GIVEN TASK: Look through the data and write out every line with the word "Parteitages" in it.

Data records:
>>>>
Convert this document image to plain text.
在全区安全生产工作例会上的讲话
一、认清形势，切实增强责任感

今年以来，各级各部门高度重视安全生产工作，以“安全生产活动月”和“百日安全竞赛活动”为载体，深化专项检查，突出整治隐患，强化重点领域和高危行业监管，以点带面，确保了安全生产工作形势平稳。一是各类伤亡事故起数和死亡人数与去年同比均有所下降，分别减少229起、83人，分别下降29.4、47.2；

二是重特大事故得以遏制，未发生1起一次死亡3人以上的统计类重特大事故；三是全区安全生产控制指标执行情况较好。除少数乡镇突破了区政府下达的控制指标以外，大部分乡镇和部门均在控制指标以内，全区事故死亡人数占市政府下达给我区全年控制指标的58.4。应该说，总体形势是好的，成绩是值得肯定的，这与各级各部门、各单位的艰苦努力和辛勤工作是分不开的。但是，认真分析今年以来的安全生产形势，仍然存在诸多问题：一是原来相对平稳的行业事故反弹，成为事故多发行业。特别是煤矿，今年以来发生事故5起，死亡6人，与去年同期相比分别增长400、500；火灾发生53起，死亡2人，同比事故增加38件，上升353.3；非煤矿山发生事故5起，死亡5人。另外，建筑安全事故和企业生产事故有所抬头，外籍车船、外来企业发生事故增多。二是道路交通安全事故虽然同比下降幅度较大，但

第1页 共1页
<<<<
>>>>
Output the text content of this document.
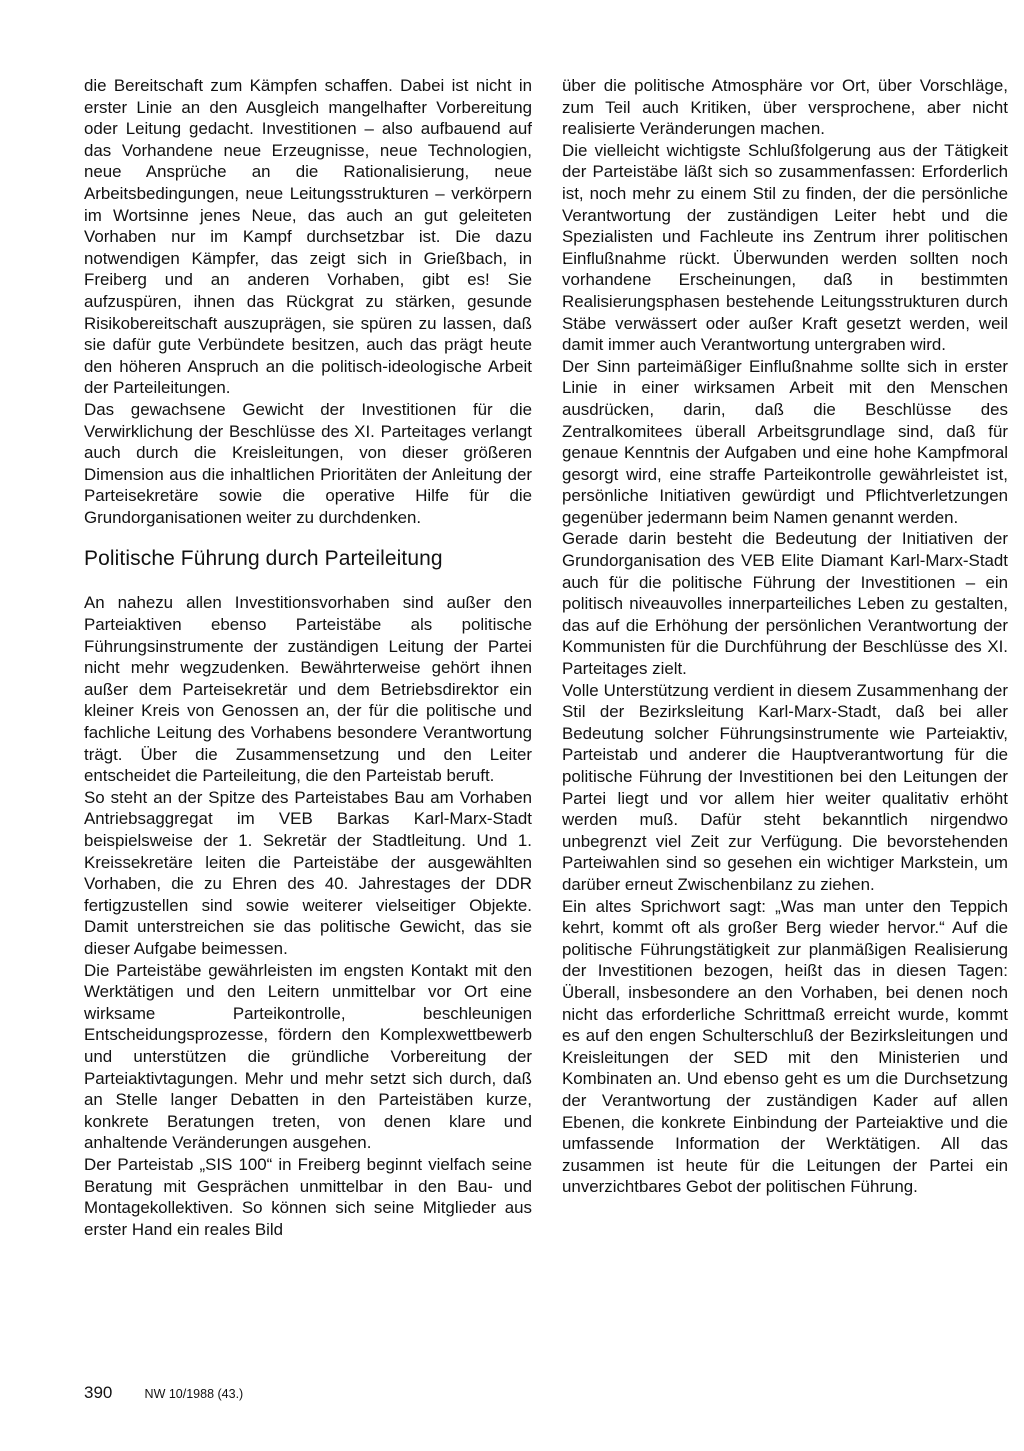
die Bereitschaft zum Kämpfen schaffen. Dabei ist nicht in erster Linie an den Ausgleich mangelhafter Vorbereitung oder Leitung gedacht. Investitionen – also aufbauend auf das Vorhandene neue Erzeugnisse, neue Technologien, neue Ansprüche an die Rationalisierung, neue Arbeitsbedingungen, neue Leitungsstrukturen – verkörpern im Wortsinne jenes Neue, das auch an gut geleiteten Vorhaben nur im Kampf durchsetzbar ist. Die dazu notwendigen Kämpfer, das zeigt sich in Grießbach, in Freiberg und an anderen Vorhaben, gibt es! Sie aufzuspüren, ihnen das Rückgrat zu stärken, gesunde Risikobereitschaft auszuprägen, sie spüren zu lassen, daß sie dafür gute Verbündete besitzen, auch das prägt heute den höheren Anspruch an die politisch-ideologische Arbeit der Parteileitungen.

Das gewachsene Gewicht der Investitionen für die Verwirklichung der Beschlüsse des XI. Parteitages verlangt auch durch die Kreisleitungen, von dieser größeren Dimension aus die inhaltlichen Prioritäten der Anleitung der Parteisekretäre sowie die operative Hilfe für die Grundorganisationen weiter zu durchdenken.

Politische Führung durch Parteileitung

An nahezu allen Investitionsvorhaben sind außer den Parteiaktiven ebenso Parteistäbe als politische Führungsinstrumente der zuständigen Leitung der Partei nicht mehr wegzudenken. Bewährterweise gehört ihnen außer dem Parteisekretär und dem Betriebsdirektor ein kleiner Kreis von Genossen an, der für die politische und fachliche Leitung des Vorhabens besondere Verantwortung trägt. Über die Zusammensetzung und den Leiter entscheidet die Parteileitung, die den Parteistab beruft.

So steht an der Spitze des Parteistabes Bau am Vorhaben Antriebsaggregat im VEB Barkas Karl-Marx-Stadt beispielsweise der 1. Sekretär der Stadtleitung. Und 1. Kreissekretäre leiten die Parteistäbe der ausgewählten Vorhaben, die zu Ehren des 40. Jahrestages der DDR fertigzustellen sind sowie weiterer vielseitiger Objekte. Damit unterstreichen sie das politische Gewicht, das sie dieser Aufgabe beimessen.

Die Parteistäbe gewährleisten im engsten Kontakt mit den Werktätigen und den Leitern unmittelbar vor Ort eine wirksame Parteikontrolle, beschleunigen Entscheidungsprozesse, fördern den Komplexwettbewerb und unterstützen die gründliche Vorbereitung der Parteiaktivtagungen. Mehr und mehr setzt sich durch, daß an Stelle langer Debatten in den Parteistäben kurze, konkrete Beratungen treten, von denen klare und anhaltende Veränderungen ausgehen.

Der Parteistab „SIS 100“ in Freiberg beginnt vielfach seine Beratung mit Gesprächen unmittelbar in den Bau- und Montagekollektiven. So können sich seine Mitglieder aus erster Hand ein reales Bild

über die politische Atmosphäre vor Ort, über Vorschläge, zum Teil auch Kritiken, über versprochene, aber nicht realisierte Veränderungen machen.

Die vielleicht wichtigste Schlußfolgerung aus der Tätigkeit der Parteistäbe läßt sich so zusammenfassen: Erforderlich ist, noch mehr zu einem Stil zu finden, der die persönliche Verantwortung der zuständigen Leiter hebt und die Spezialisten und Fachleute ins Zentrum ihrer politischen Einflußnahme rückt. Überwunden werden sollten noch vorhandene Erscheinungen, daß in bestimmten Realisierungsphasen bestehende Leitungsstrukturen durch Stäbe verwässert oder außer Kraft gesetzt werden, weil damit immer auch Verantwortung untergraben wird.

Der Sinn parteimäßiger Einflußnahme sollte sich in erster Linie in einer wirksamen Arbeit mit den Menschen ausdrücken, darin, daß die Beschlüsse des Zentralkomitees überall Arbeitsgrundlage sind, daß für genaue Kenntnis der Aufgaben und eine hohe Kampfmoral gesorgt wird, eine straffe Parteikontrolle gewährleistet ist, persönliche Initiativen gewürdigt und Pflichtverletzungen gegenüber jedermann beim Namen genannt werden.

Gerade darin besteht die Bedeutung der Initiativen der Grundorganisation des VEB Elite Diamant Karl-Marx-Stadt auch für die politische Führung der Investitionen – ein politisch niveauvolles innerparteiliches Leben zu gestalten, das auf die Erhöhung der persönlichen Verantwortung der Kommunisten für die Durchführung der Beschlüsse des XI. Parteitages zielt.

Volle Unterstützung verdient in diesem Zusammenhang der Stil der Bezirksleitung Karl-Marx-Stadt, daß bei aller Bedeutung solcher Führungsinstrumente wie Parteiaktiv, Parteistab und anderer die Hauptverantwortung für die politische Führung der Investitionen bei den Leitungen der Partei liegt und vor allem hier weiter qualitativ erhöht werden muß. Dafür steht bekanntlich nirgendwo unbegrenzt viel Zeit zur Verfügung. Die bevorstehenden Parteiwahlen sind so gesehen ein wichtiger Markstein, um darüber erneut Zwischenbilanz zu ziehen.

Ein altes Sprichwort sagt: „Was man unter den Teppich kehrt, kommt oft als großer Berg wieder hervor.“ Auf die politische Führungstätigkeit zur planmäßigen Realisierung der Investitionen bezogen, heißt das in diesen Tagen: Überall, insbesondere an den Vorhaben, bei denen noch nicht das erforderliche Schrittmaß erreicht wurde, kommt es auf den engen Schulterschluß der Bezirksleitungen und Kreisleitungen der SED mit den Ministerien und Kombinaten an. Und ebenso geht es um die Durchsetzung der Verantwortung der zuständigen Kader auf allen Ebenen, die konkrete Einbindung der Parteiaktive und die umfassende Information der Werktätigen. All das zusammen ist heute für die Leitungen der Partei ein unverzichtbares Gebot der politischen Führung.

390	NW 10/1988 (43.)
<<<<
>>>>
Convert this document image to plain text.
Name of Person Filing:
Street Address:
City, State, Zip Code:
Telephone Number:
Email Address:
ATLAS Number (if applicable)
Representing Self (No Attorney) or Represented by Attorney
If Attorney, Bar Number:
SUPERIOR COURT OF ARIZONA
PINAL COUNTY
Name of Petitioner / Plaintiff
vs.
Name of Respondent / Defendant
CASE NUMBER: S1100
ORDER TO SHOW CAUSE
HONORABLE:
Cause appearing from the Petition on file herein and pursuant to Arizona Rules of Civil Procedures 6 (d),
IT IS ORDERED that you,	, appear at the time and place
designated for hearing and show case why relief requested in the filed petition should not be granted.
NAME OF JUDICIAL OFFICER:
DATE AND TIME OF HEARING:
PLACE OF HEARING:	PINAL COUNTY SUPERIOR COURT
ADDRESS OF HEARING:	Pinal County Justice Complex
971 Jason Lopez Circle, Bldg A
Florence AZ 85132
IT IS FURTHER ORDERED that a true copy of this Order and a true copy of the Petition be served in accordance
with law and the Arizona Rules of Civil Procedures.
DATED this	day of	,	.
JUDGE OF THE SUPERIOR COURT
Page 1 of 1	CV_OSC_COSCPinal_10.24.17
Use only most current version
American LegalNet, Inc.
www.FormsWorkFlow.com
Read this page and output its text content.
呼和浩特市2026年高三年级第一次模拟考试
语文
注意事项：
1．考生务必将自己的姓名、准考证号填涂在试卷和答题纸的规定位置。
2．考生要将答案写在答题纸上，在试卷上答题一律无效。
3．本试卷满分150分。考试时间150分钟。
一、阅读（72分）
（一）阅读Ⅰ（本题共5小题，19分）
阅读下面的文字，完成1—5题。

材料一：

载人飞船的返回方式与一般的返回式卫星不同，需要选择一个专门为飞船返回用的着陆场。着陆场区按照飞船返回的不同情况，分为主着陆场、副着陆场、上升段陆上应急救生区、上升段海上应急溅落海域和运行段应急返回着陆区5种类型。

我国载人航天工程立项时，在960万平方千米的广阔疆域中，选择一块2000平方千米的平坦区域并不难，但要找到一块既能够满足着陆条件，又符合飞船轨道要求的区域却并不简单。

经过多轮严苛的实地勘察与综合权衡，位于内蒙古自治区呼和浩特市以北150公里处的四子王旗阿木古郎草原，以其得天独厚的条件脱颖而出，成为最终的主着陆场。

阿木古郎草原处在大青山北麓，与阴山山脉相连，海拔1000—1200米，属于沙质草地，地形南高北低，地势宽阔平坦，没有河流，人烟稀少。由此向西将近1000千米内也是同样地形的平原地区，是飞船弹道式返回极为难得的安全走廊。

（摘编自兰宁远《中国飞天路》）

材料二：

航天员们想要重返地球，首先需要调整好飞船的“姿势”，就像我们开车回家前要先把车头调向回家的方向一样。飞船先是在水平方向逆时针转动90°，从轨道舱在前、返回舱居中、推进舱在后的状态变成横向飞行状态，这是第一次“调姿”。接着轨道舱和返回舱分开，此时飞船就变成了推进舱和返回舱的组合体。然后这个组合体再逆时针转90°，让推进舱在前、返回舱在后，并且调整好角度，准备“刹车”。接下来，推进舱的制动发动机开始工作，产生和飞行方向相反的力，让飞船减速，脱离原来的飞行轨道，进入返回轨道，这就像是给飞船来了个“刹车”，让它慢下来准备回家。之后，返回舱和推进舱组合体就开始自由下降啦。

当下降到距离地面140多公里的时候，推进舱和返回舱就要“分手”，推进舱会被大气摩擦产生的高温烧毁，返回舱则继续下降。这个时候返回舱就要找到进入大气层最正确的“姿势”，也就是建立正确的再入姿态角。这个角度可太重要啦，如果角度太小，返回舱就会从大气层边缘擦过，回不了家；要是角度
<<<<
THE COMPLETED TASK:
Das gewachsene Gewicht der Investitionen für die Verwirklichung der Beschlüsse des XI. Parteitages verlangt auch durch die Kreisleitungen, von dieser größeren Dimension aus die inhaltlichen Prioritäten der Anleitung der Parteisekretäre sowie die operative Hilfe für die Grundorganisationen weiter zu durchdenken.
Gerade darin besteht die Bedeutung der Initiativen der Grundorganisation des VEB Elite Diamant Karl-Marx-Stadt auch für die politische Führung der Investitionen – ein politisch niveauvolles innerparteiliches Leben zu gestalten, das auf die Erhöhung der persönlichen Verantwortung der Kommunisten für die Durchführung der Beschlüsse des XI. Parteitages zielt.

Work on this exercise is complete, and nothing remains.